***** GIVEN RECORDS

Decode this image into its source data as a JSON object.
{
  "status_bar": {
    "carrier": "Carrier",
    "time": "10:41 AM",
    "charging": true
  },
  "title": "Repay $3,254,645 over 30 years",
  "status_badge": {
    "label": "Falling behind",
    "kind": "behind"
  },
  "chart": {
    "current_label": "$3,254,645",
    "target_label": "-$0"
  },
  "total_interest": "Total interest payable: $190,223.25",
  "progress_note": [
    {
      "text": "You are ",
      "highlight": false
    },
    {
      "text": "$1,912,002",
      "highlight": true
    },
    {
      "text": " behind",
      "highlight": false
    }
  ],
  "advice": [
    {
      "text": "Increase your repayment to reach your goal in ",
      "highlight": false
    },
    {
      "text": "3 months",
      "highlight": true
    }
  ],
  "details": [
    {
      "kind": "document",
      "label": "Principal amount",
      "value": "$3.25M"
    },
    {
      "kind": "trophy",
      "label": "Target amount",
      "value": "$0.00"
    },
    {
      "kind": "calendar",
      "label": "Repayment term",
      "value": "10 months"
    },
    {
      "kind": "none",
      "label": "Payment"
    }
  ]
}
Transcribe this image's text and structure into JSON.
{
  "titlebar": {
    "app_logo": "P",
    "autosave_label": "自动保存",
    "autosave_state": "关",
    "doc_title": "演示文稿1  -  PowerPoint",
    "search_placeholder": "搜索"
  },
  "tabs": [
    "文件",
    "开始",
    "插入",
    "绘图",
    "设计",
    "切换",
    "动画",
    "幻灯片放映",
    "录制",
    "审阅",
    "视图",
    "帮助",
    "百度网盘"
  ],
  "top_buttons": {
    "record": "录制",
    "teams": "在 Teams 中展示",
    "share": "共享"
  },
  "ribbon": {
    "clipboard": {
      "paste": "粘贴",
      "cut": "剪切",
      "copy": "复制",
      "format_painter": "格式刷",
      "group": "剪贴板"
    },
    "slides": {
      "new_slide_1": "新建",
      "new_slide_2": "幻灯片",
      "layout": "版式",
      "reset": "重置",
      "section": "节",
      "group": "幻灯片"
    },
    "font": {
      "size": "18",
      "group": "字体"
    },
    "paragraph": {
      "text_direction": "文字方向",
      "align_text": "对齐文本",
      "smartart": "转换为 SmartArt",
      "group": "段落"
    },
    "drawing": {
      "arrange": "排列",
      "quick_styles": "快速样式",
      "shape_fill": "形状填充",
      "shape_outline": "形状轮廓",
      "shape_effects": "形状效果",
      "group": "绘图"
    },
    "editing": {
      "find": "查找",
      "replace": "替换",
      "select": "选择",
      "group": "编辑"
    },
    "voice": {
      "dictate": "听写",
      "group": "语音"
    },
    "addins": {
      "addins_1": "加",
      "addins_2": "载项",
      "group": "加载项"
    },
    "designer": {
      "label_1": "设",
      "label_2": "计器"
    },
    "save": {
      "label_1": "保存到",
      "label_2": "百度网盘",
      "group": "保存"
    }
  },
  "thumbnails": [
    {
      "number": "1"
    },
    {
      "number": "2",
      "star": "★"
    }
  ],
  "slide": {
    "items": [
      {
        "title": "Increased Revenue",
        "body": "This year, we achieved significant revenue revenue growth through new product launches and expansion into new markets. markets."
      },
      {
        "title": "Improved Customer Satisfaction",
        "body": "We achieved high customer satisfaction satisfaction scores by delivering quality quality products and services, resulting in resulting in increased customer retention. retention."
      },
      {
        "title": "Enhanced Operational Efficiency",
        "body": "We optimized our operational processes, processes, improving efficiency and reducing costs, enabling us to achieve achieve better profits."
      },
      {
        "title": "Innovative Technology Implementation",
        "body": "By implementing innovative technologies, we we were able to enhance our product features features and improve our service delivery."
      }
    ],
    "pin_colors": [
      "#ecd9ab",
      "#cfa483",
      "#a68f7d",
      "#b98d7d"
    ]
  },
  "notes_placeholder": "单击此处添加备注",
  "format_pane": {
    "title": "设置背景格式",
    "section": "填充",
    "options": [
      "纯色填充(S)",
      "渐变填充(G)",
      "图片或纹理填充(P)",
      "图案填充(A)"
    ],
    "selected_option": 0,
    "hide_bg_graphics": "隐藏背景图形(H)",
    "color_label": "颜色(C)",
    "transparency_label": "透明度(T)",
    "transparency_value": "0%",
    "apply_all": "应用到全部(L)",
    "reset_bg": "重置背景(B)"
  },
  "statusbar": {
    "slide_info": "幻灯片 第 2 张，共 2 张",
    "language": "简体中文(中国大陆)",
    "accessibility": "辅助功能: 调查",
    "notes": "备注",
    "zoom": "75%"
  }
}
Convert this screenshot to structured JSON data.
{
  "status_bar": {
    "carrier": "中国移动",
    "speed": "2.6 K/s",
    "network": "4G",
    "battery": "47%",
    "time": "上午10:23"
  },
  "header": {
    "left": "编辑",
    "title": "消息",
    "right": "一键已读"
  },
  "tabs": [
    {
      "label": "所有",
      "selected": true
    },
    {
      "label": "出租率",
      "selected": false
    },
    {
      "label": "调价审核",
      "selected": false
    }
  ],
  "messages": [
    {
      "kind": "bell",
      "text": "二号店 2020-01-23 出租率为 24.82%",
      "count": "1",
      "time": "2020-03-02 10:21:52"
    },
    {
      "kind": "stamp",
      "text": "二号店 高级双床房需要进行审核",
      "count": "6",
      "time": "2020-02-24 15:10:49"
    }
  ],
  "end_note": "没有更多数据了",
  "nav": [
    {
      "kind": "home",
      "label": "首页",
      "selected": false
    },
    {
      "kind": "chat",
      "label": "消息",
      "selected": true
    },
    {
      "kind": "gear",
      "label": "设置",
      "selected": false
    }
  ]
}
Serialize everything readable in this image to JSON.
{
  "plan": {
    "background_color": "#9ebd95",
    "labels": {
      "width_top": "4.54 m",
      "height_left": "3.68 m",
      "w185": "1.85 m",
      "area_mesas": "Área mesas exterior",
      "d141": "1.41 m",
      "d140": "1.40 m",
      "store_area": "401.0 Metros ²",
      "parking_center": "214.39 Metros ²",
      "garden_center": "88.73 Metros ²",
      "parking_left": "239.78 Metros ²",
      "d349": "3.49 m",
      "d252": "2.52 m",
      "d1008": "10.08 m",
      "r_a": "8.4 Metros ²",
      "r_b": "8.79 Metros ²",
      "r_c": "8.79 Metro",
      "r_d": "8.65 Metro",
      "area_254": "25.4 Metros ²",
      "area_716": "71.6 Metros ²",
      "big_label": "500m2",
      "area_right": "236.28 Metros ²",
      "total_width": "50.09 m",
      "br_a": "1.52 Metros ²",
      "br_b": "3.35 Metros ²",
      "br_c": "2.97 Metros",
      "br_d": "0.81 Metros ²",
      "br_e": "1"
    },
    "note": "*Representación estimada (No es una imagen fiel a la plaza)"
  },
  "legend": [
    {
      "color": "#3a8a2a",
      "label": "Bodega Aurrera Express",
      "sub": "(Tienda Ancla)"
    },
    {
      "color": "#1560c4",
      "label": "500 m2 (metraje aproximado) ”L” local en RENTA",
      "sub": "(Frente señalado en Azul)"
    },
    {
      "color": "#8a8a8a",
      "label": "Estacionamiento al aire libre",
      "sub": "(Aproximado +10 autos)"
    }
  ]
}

**********

DIRECTIONS
Word for word, extract all the records.

TASK RESPONSE
Decode this image into its source data as a JSON object.
{
  "status_bar": {
    "carrier": "Carrier",
    "time": "10:41 AM",
    "charging": true
  },
  "title": "Repay $3,254,645 over 30 years",
  "status_badge": {
    "label": "Falling behind",
    "kind": "behind"
  },
  "chart": {
    "current_label": "$3,254,645",
    "target_label": "-$0"
  },
  "total_interest": "Total interest payable: $190,223.25",
  "progress_note": [
    {
      "text": "You are ",
      "highlight": false
    },
    {
      "text": "$1,912,002",
      "highlight": true
    },
    {
      "text": " behind",
      "highlight": false
    }
  ],
  "advice": [
    {
      "text": "Increase your repayment to reach your goal in ",
      "highlight": false
    },
    {
      "text": "3 months",
      "highlight": true
    }
  ],
  "details": [
    {
      "kind": "document",
      "label": "Principal amount",
      "value": "$3.25M"
    },
    {
      "kind": "trophy",
      "label": "Target amount",
      "value": "$0.00"
    },
    {
      "kind": "calendar",
      "label": "Repayment term",
      "value": "10 months"
    },
    {
      "kind": "none",
      "label": "Payment"
    }
  ]
}
Transcribe this image's text and structure into JSON.
{
  "titlebar": {
    "app_logo": "P",
    "autosave_label": "自动保存",
    "autosave_state": "关",
    "doc_title": "演示文稿1  -  PowerPoint",
    "search_placeholder": "搜索"
  },
  "tabs": [
    "文件",
    "开始",
    "插入",
    "绘图",
    "设计",
    "切换",
    "动画",
    "幻灯片放映",
    "录制",
    "审阅",
    "视图",
    "帮助",
    "百度网盘"
  ],
  "top_buttons": {
    "record": "录制",
    "teams": "在 Teams 中展示",
    "share": "共享"
  },
  "ribbon": {
    "clipboard": {
      "paste": "粘贴",
      "cut": "剪切",
      "copy": "复制",
      "format_painter": "格式刷",
      "group": "剪贴板"
    },
    "slides": {
      "new_slide_1": "新建",
      "new_slide_2": "幻灯片",
      "layout": "版式",
      "reset": "重置",
      "section": "节",
      "group": "幻灯片"
    },
    "font": {
      "size": "18",
      "group": "字体"
    },
    "paragraph": {
      "text_direction": "文字方向",
      "align_text": "对齐文本",
      "smartart": "转换为 SmartArt",
      "group": "段落"
    },
    "drawing": {
      "arrange": "排列",
      "quick_styles": "快速样式",
      "shape_fill": "形状填充",
      "shape_outline": "形状轮廓",
      "shape_effects": "形状效果",
      "group": "绘图"
    },
    "editing": {
      "find": "查找",
      "replace": "替换",
      "select": "选择",
      "group": "编辑"
    },
    "voice": {
      "dictate": "听写",
      "group": "语音"
    },
    "addins": {
      "addins_1": "加",
      "addins_2": "载项",
      "group": "加载项"
    },
    "designer": {
      "label_1": "设",
      "label_2": "计器"
    },
    "save": {
      "label_1": "保存到",
      "label_2": "百度网盘",
      "group": "保存"
    }
  },
  "thumbnails": [
    {
      "number": "1"
    },
    {
      "number": "2",
      "star": "★"
    }
  ],
  "slide": {
    "items": [
      {
        "title": "Increased Revenue",
        "body": "This year, we achieved significant revenue revenue growth through new product launches and expansion into new markets. markets."
      },
      {
        "title": "Improved Customer Satisfaction",
        "body": "We achieved high customer satisfaction satisfaction scores by delivering quality quality products and services, resulting in resulting in increased customer retention. retention."
      },
      {
        "title": "Enhanced Operational Efficiency",
        "body": "We optimized our operational processes, processes, improving efficiency and reducing costs, enabling us to achieve achieve better profits."
      },
      {
        "title": "Innovative Technology Implementation",
        "body": "By implementing innovative technologies, we we were able to enhance our product features features and improve our service delivery."
      }
    ],
    "pin_colors": [
      "#ecd9ab",
      "#cfa483",
      "#a68f7d",
      "#b98d7d"
    ]
  },
  "notes_placeholder": "单击此处添加备注",
  "format_pane": {
    "title": "设置背景格式",
    "section": "填充",
    "options": [
      "纯色填充(S)",
      "渐变填充(G)",
      "图片或纹理填充(P)",
      "图案填充(A)"
    ],
    "selected_option": 0,
    "hide_bg_graphics": "隐藏背景图形(H)",
    "color_label": "颜色(C)",
    "transparency_label": "透明度(T)",
    "transparency_value": "0%",
    "apply_all": "应用到全部(L)",
    "reset_bg": "重置背景(B)"
  },
  "statusbar": {
    "slide_info": "幻灯片 第 2 张，共 2 张",
    "language": "简体中文(中国大陆)",
    "accessibility": "辅助功能: 调查",
    "notes": "备注",
    "zoom": "75%"
  }
}
Convert this screenshot to structured JSON data.
{
  "status_bar": {
    "carrier": "中国移动",
    "speed": "2.6 K/s",
    "network": "4G",
    "battery": "47%",
    "time": "上午10:23"
  },
  "header": {
    "left": "编辑",
    "title": "消息",
    "right": "一键已读"
  },
  "tabs": [
    {
      "label": "所有",
      "selected": true
    },
    {
      "label": "出租率",
      "selected": false
    },
    {
      "label": "调价审核",
      "selected": false
    }
  ],
  "messages": [
    {
      "kind": "bell",
      "text": "二号店 2020-01-23 出租率为 24.82%",
      "count": "1",
      "time": "2020-03-02 10:21:52"
    },
    {
      "kind": "stamp",
      "text": "二号店 高级双床房需要进行审核",
      "count": "6",
      "time": "2020-02-24 15:10:49"
    }
  ],
  "end_note": "没有更多数据了",
  "nav": [
    {
      "kind": "home",
      "label": "首页",
      "selected": false
    },
    {
      "kind": "chat",
      "label": "消息",
      "selected": true
    },
    {
      "kind": "gear",
      "label": "设置",
      "selected": false
    }
  ]
}
Serialize everything readable in this image to JSON.
{
  "plan": {
    "background_color": "#9ebd95",
    "labels": {
      "width_top": "4.54 m",
      "height_left": "3.68 m",
      "w185": "1.85 m",
      "area_mesas": "Área mesas exterior",
      "d141": "1.41 m",
      "d140": "1.40 m",
      "store_area": "401.0 Metros ²",
      "parking_center": "214.39 Metros ²",
      "garden_center": "88.73 Metros ²",
      "parking_left": "239.78 Metros ²",
      "d349": "3.49 m",
      "d252": "2.52 m",
      "d1008": "10.08 m",
      "r_a": "8.4 Metros ²",
      "r_b": "8.79 Metros ²",
      "r_c": "8.79 Metro",
      "r_d": "8.65 Metro",
      "area_254": "25.4 Metros ²",
      "area_716": "71.6 Metros ²",
      "big_label": "500m2",
      "area_right": "236.28 Metros ²",
      "total_width": "50.09 m",
      "br_a": "1.52 Metros ²",
      "br_b": "3.35 Metros ²",
      "br_c": "2.97 Metros",
      "br_d": "0.81 Metros ²",
      "br_e": "1"
    },
    "note": "*Representación estimada (No es una imagen fiel a la plaza)"
  },
  "legend": [
    {
      "color": "#3a8a2a",
      "label": "Bodega Aurrera Express",
      "sub": "(Tienda Ancla)"
    },
    {
      "color": "#1560c4",
      "label": "500 m2 (metraje aproximado) ”L” local en RENTA",
      "sub": "(Frente señalado en Azul)"
    },
    {
      "color": "#8a8a8a",
      "label": "Estacionamiento al aire libre",
      "sub": "(Aproximado +10 autos)"
    }
  ]
}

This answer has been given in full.